### Problems to solve:
1. In the passage on chill hours for fruit trees, rewrite the paragraph beginning "If a cold hardy fruit plant" as a short bulleted list that keeps its main facts.
2. Locate each line in the rows that contains the string "precision", and copy those lines.

:: Extract provided ::

The optimum chill gathering
temperature ranges from 34° to 48°F. Fruit trees can gain chill
hours when the temperature is continuously between 34° and 48°F,
but a tree can lose chill hours when the weather warms and the
temperature rises above 48°F. If the temperature stays cold, chill
hours accumulate. If the weather swings between cold and warm,
chill hours will not accumulate. Meaning, you might not have enough
chill hours in the bank, and you need them before winter. A warm
spell might leave you with a deficit of chill hours for the year,
and you might not be able to make them up before winter. A long fall
cold snap is usually your friend, and you can accumulate chill hours
in less time. There's not much you can reasonably do to make up
chill hours once winter arrives and it stays below 32 degrees.
If a cold hardy fruit plant or tree gets too many chill hours, it's usually not a problem. And it's no problem when growing fruit in portable pots, because you can prevent and somewhat control the chill hours, according to the weather forecast. But when a low chill hour in-ground tree, which is typically more suited for warmer climates, gets too many chill hours, there is a possibility of emergence from dormancy during an early warm spell, before winter is really over. When this happens, new growth or flowers that emerge can be damaged, and affect fruit production.
Examples of Fruit Trees and Their Chill Requirements - This goes for dwarf varieties, too.
‘Fuji’ and ‘Gala’ apple varieties require 900 chill hours; ‘Dorset Golden’ apple requires just 100 chill hours. ‘Dorset Golden’ can be grown in southern Florida but ‘Fuji’ and ‘Gala’ cannot—the winters are too mild.
Figs, olives, and quince have the lowest chill requirements, followed by persimmons, pomegranates, almonds, and chestnuts. Apples, apricots, cherries, peaches, and plums have higher chill hour requirements.
Different varieties of the same tree might have differing chill hour requirements. And some falls and winters might be milder or colder than others. Check with your state's extension service for more information on your specific area.
Low Chill Hours Fruit Trees
If you are unsure of the chill hours where you live, plant a tree with a low chill hours requirement.

:::
:: Data lines ::

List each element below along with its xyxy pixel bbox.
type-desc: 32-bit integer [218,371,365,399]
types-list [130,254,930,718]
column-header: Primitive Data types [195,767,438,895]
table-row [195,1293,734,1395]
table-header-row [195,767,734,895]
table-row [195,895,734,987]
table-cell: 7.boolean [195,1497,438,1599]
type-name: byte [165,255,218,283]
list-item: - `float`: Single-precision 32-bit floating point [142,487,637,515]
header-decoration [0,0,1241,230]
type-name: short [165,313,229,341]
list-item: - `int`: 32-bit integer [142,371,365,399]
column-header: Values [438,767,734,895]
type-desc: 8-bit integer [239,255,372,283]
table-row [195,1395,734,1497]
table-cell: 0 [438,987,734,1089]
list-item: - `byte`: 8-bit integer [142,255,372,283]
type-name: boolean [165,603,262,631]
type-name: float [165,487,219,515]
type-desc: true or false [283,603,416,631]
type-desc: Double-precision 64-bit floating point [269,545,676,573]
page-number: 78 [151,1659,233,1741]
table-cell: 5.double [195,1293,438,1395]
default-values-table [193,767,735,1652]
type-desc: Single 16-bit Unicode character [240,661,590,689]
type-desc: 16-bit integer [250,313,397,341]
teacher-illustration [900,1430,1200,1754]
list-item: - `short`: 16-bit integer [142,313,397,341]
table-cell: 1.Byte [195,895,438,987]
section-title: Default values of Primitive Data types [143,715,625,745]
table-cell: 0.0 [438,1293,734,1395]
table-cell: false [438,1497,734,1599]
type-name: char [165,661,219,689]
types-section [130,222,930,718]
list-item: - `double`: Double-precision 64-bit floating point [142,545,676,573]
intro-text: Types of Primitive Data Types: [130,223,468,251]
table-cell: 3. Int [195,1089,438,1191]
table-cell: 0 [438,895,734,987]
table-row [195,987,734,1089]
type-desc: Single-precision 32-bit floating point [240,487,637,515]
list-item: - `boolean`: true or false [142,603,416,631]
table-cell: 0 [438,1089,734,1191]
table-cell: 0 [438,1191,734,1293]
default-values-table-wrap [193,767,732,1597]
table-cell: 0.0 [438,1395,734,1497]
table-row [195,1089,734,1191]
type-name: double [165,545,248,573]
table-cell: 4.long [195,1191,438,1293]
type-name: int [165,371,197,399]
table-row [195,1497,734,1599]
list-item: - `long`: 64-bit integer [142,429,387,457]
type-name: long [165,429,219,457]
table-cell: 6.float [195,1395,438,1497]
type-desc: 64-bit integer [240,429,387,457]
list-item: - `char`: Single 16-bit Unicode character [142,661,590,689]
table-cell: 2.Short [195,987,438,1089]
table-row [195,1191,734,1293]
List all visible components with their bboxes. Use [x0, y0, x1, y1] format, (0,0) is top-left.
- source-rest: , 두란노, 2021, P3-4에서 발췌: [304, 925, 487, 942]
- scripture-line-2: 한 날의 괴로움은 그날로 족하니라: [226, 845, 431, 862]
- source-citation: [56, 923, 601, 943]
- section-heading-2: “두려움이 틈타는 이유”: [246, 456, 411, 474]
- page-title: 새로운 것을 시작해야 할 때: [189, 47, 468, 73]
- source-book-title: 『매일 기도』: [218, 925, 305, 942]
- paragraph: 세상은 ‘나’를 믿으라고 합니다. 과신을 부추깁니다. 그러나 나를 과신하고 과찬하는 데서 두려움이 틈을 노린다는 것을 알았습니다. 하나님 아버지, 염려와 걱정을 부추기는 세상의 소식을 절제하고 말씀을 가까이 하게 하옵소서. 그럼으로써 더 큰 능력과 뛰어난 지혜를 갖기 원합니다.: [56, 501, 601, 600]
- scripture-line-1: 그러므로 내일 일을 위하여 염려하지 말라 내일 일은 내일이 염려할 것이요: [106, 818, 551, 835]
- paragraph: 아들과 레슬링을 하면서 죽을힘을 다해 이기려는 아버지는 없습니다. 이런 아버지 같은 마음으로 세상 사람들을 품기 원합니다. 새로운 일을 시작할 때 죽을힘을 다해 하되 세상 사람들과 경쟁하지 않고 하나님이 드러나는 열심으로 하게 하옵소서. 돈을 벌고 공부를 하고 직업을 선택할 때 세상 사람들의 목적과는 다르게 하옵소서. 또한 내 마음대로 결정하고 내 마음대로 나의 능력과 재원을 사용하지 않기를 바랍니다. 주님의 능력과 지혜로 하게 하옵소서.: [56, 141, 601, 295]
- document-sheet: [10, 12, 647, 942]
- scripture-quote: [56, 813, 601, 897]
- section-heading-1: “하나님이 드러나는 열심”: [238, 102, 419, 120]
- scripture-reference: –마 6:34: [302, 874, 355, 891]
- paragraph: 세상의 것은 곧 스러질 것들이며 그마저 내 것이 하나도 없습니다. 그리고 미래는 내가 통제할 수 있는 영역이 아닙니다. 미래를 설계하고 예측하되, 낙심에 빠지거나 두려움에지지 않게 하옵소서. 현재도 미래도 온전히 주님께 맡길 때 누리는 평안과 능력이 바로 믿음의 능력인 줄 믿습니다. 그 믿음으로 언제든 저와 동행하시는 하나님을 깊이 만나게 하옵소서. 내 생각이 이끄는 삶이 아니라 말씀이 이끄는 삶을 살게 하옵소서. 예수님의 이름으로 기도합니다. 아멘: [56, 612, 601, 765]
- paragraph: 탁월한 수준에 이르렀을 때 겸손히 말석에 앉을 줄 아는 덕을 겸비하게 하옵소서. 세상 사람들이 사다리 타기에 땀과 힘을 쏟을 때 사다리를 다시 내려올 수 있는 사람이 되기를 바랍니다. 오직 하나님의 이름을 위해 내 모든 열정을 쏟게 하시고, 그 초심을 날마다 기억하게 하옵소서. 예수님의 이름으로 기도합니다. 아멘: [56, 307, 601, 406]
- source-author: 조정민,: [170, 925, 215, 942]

:::

### Exercise results:
1.
- Too many chill hours are usually not a problem for a cold-hardy fruit plant or tree.
- Fruit grown in portable pots faces no problem either, because chill hours can be prevented and somewhat controlled according to the weather forecast.
- A low-chill in-ground tree, typically better suited to warmer climates, may come out of dormancy during an early warm spell before winter is really over if it gets too many chill hours.
- New growth or flowers that emerge then can be damaged, which can affect fruit production.

2.
list-item: - `float`: Single-precision 32-bit floating point [142,487,637,515]
type-desc: Double-precision 64-bit floating point [269,545,676,573]
list-item: - `double`: Double-precision 64-bit floating point [142,545,676,573]
type-desc: Single-precision 32-bit floating point [240,487,637,515]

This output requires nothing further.